▸ **AIM**
Answer these questions from the restaurant excerpt below:
1. According to the website, how long had the restaurant been open when the writer arrived?
2. What place is the restaurant opposite?
3. What phrase did the writer blurt out to Chef DeBarr?

▸ **SOURCE EXCERPT**
____

Now one suspects that Mr. Gaiman is an honorable man, all things considered. Couldn’t help but wonder what spot that phrase could get me into though. A simple Google search brought up Chef DeBarr's livejournal and the restaurant's website. It didn't take long to realize we'd be dining at the table of chefs who did things with ingredients that Da Vinci did with set squares and a single argyle sock. Strangely, the place was a only street away. No one at the hotel had heard of it but we were far too hungry to be scared off. I put their lack of knowledge down to the fact the website said it had only opened a month previous to our arrival.

In a matter of minutes, there it was: a snug warm place opposite the Pelican Club. Dim lighting, check. No fancy outfits inside, check. In fact, since we were dining late on a Sunday night, no one else but us, either. Two apron-wearing men stood behind a counter, staring at us while we stared at them.

The first thing you notice is that you aren't treated as customers, cash cows or outsiders even, which are types of treatment you can receive elsewhere in the city, especially in the Quarter. And who can blame a body? Tourists truck in with their frozen daiquiris, their cargo shorts and their cranky toddlers and demand ketchup on a po-boy, jambalaya without rabbit and crawfish étouffée without crawfish.

But that hasn't bothered the proprietors of the Green Goddess. The moment we stepped in, we were treated as co-conspirators, as if there was a great game afoot that we could be a part of if we wanted to.

It was hard to whisper anything to a server, let alone a password, because there was Chef DeBarr, standing two feet away and asking what we were in the mood for. Also, there’s no polite way of vocalizing a password days. You can’t sit there with your knees politely together and murmur some rubbish in someone's ear. I laconically blurted out-- “By the way, I was told to say ‘Mezze of Destruction’!" before half-ducking under our table, ready for anything—an explosion, a dancing ferret, a talk-show host, a well-aimed wok. Instead, we were greeted by Chef DeBarr’s warm chuckle.

____

▸ **SUPPLIED INFORMATION**
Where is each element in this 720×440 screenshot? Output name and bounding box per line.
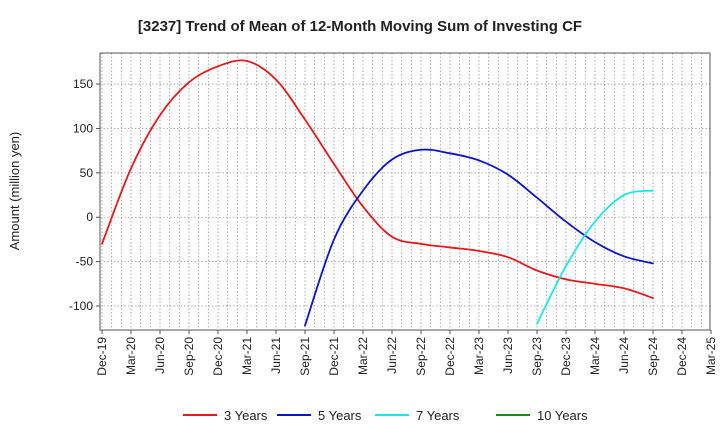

____

▸ **OUTPUT**
1. It had opened only a month before the writer's arrival.
2. The Pelican Club.
3. "Mezze of Destruction"